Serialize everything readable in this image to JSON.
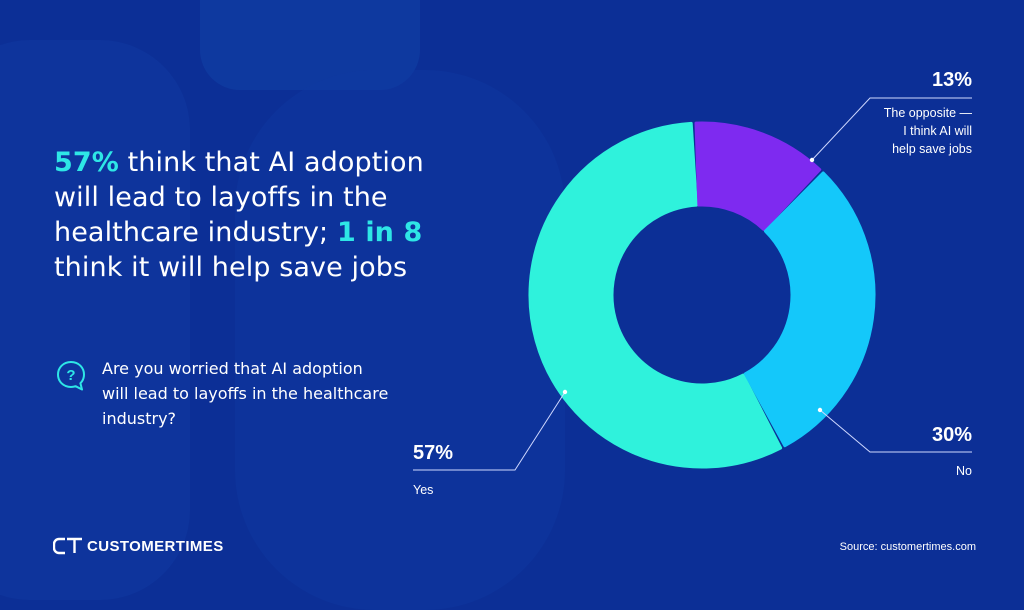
{
  "headline": {
    "part1": "57%",
    "part2": " think that AI adoption will lead to layoffs in the healthcare industry; ",
    "part3": "1 in 8",
    "part4": " think it will help save jobs"
  },
  "question": {
    "text": "Are you worried that AI adoption will lead to layoffs in the healthcare industry?",
    "icon": "question-bubble-icon"
  },
  "chart_data": {
    "type": "pie",
    "donut": true,
    "slices": [
      {
        "label": "Yes",
        "percent_label": "57%",
        "value": 57,
        "color": "#2ff2dc"
      },
      {
        "label": "The opposite — I think AI will help save jobs",
        "percent_label": "13%",
        "value": 13,
        "color": "#7e2af0"
      },
      {
        "label": "No",
        "percent_label": "30%",
        "value": 30,
        "color": "#14c8fa"
      }
    ]
  },
  "footer": {
    "logo_text": "CUSTOMERTIMES",
    "source": "Source: customertimes.com"
  },
  "colors": {
    "background": "#0c2f96",
    "accent": "#2ee6e6"
  }
}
■ ■ ■
▶ Task statement
State how many lines above include the word "healthcare", and nothing more.

▶ Task result
2